**Task:** Find the word "activities" in the data. Return every line where it appears.

**Dataset entries:**
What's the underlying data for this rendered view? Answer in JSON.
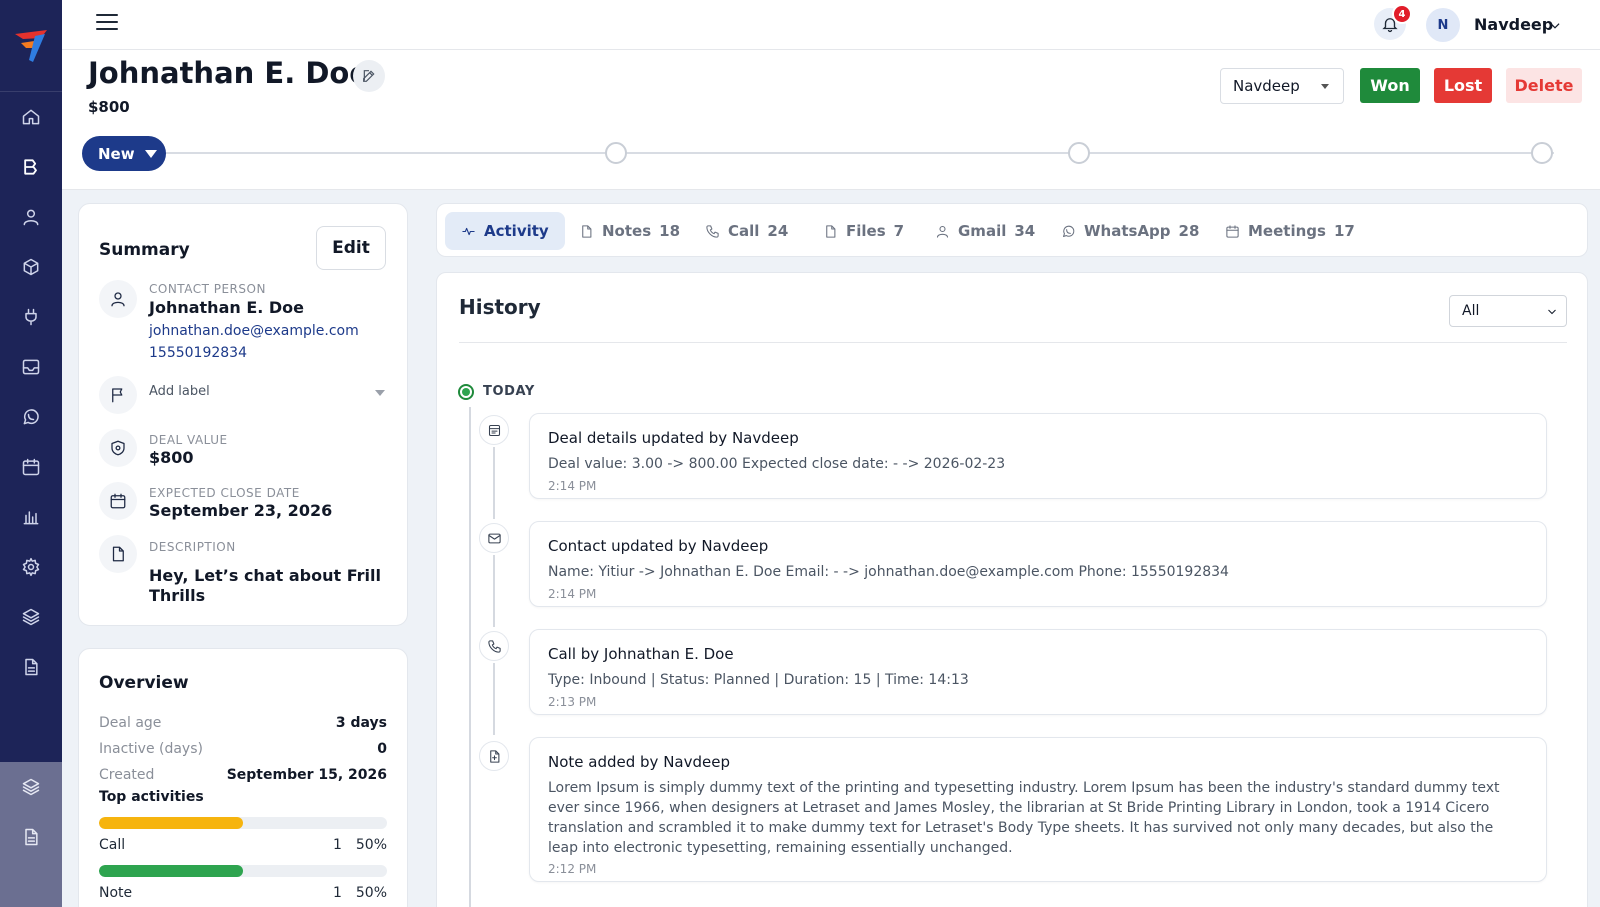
{
  "topbar": {
    "notifications_count": "4",
    "avatar_initial": "N",
    "username": "Navdeep"
  },
  "deal": {
    "title": "Johnathan E. Doe",
    "amount": "$800",
    "owner": "Navdeep",
    "won_label": "Won",
    "lost_label": "Lost",
    "delete_label": "Delete",
    "stage": "New"
  },
  "colors": {
    "sidebar": "#1d2458",
    "primary": "#1d3a8a",
    "won": "#1f8a3b",
    "lost": "#e53935"
  },
  "summary": {
    "title": "Summary",
    "edit_label": "Edit",
    "contact_label": "CONTACT PERSON",
    "contact_name": "Johnathan E. Doe",
    "contact_email": "johnathan.doe@example.com",
    "contact_phone": "15550192834",
    "add_label": "Add label",
    "deal_value_label": "DEAL VALUE",
    "deal_value": "$800",
    "close_date_label": "EXPECTED CLOSE DATE",
    "close_date": "September 23, 2026",
    "description_label": "DESCRIPTION",
    "description": "Hey, Let’s chat about Frill Thrills"
  },
  "overview": {
    "title": "Overview",
    "rows": [
      {
        "key": "Deal age",
        "value": "3 days"
      },
      {
        "key": "Inactive (days)",
        "value": "0"
      },
      {
        "key": "Created",
        "value": "September 15, 2026"
      }
    ],
    "top_activities_label": "Top activities",
    "activities": [
      {
        "name": "Call",
        "count": "1",
        "percent": "50%",
        "fraction": 0.5,
        "color": "#f6b40e"
      },
      {
        "name": "Note",
        "count": "1",
        "percent": "50%",
        "fraction": 0.5,
        "color": "#2ea44f"
      }
    ]
  },
  "tabs": [
    {
      "label": "Activity",
      "count": "",
      "icon": "activity-icon"
    },
    {
      "label": "Notes",
      "count": "18",
      "icon": "note-icon"
    },
    {
      "label": "Call",
      "count": "24",
      "icon": "phone-icon"
    },
    {
      "label": "Files",
      "count": "7",
      "icon": "file-icon"
    },
    {
      "label": "Gmail",
      "count": "34",
      "icon": "user-icon"
    },
    {
      "label": "WhatsApp",
      "count": "28",
      "icon": "whatsapp-icon"
    },
    {
      "label": "Meetings",
      "count": "17",
      "icon": "calendar-icon"
    }
  ],
  "history": {
    "title": "History",
    "filter_value": "All",
    "group_label": "TODAY",
    "entries": [
      {
        "title": "Deal details updated by Navdeep",
        "body": "Deal value: 3.00 -> 800.00 Expected close date: - -> 2026-02-23",
        "time": "2:14 PM",
        "icon": "deal-icon"
      },
      {
        "title": "Contact updated by Navdeep",
        "body": "Name: Yitiur -> Johnathan E. Doe Email: - -> johnathan.doe@example.com Phone: 15550192834",
        "time": "2:14 PM",
        "icon": "mail-icon"
      },
      {
        "title": "Call by Johnathan E. Doe",
        "body": "Type: Inbound | Status: Planned | Duration: 15 | Time: 14:13",
        "time": "2:13 PM",
        "icon": "phone-icon"
      },
      {
        "title": "Note added by Navdeep",
        "body": "Lorem Ipsum is simply dummy text of the printing and typesetting industry. Lorem Ipsum has been the industry's standard dummy text ever since 1966, when designers at Letraset and James Mosley, the librarian at St Bride Printing Library in London, took a 1914 Cicero translation and scrambled it to make dummy text for Letraset's Body Type sheets. It has survived not only many decades, but also the leap into electronic typesetting, remaining essentially unchanged.",
        "time": "2:12 PM",
        "icon": "note-add-icon"
      }
    ]
  }
}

**Result of the task:**
    "top_activities_label": "Top activities",
    "activities": [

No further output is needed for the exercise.